Lines of data
-- Begin --
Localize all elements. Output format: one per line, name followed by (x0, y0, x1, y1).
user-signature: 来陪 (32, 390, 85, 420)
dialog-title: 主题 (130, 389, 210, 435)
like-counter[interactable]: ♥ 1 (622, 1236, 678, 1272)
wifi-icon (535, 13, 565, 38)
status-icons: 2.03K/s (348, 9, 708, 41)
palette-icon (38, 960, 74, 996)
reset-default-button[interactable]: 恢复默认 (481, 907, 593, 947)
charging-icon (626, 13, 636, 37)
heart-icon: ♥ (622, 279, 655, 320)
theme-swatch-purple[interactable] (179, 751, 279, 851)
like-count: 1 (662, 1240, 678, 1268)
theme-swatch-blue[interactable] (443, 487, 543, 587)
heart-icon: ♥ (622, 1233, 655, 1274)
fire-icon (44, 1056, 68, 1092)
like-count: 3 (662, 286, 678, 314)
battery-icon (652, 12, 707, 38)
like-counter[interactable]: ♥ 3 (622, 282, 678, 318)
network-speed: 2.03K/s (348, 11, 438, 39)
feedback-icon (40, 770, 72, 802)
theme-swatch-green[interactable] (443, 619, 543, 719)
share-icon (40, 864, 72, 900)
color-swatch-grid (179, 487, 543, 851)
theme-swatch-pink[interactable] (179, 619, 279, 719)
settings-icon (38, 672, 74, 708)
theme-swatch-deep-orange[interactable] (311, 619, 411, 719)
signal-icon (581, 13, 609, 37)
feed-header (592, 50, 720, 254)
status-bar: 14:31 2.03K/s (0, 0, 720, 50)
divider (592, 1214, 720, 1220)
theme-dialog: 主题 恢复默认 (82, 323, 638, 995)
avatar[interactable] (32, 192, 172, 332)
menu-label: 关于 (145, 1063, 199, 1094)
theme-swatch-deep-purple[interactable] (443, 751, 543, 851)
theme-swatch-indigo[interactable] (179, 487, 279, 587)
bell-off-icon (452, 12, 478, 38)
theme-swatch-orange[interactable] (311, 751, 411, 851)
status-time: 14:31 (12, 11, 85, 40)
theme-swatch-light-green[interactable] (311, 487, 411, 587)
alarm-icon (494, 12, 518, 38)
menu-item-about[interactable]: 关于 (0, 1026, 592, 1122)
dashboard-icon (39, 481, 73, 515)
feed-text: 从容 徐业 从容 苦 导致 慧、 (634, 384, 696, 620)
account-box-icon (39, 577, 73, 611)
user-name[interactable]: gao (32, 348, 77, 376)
-- End --
WRITTEN TASK:
Reproduce every line of these records word for word, keeping each character and coordinate unchanged.

SOLUTION TO THE EXERCISE:
Localize all elements. Output format: one per line, name followed by (x0, y0, x1, y1).
user-signature: 来陪 (32, 390, 85, 420)
dialog-title: 主题 (130, 389, 210, 435)
like-counter[interactable]: ♥ 1 (622, 1236, 678, 1272)
wifi-icon (535, 13, 565, 38)
status-icons: 2.03K/s (348, 9, 708, 41)
palette-icon (38, 960, 74, 996)
reset-default-button[interactable]: 恢复默认 (481, 907, 593, 947)
charging-icon (626, 13, 636, 37)
heart-icon: ♥ (622, 279, 655, 320)
theme-swatch-purple[interactable] (179, 751, 279, 851)
like-count: 1 (662, 1240, 678, 1268)
theme-swatch-blue[interactable] (443, 487, 543, 587)
heart-icon: ♥ (622, 1233, 655, 1274)
fire-icon (44, 1056, 68, 1092)
like-count: 3 (662, 286, 678, 314)
battery-icon (652, 12, 707, 38)
like-counter[interactable]: ♥ 3 (622, 282, 678, 318)
network-speed: 2.03K/s (348, 11, 438, 39)
feedback-icon (40, 770, 72, 802)
theme-swatch-green[interactable] (443, 619, 543, 719)
share-icon (40, 864, 72, 900)
color-swatch-grid (179, 487, 543, 851)
theme-swatch-pink[interactable] (179, 619, 279, 719)
settings-icon (38, 672, 74, 708)
theme-swatch-deep-orange[interactable] (311, 619, 411, 719)
signal-icon (581, 13, 609, 37)
feed-header (592, 50, 720, 254)
status-bar: 14:31 2.03K/s (0, 0, 720, 50)
divider (592, 1214, 720, 1220)
theme-dialog: 主题 恢复默认 (82, 323, 638, 995)
avatar[interactable] (32, 192, 172, 332)
menu-label: 关于 (145, 1063, 199, 1094)
theme-swatch-deep-purple[interactable] (443, 751, 543, 851)
theme-swatch-indigo[interactable] (179, 487, 279, 587)
bell-off-icon (452, 12, 478, 38)
theme-swatch-orange[interactable] (311, 751, 411, 851)
status-time: 14:31 (12, 11, 85, 40)
theme-swatch-light-green[interactable] (311, 487, 411, 587)
alarm-icon (494, 12, 518, 38)
menu-item-about[interactable]: 关于 (0, 1026, 592, 1122)
dashboard-icon (39, 481, 73, 515)
feed-text: 从容 徐业 从容 苦 导致 慧、 (634, 384, 696, 620)
account-box-icon (39, 577, 73, 611)
user-name[interactable]: gao (32, 348, 77, 376)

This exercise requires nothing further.